▶ _WHAT THE TASK ASKS_: Filter the records below for the word "жительства". Copy each line that holds it.

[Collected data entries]
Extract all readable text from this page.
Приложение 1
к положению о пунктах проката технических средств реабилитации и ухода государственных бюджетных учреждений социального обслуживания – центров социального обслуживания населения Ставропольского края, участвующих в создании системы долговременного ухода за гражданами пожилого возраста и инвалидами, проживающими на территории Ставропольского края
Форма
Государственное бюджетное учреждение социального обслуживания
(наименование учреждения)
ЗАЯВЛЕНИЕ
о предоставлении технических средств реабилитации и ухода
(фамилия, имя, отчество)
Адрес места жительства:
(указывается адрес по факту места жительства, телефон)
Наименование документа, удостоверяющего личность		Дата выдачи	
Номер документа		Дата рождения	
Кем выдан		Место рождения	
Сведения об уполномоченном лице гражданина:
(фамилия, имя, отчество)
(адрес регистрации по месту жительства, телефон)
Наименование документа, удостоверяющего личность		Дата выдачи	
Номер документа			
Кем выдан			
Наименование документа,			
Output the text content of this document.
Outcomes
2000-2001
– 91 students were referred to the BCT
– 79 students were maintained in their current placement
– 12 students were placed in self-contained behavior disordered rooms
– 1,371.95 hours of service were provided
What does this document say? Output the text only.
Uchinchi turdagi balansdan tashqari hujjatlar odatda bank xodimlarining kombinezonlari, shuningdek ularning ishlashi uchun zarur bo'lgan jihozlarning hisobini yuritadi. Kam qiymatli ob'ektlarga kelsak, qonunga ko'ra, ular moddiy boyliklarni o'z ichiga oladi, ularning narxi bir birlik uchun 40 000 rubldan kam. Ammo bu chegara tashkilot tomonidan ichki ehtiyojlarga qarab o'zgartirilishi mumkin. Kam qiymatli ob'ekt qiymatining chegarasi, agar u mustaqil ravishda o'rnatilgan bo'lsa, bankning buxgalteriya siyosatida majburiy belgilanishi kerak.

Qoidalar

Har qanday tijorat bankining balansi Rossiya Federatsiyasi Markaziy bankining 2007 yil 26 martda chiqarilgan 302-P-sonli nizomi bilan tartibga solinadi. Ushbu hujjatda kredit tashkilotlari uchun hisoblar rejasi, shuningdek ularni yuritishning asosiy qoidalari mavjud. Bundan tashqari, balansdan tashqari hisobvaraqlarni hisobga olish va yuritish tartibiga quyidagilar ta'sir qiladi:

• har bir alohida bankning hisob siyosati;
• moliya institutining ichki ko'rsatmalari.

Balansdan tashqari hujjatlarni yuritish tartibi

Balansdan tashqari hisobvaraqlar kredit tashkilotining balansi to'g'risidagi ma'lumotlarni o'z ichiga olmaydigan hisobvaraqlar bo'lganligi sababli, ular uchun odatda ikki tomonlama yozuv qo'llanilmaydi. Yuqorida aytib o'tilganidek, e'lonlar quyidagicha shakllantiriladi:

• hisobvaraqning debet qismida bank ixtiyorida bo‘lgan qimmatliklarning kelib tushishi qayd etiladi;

▶ _CORRECT RESPONSE_:
Адрес места жительства:
(указывается адрес по факту места жительства, телефон)
(адрес регистрации по месту жительства, телефон)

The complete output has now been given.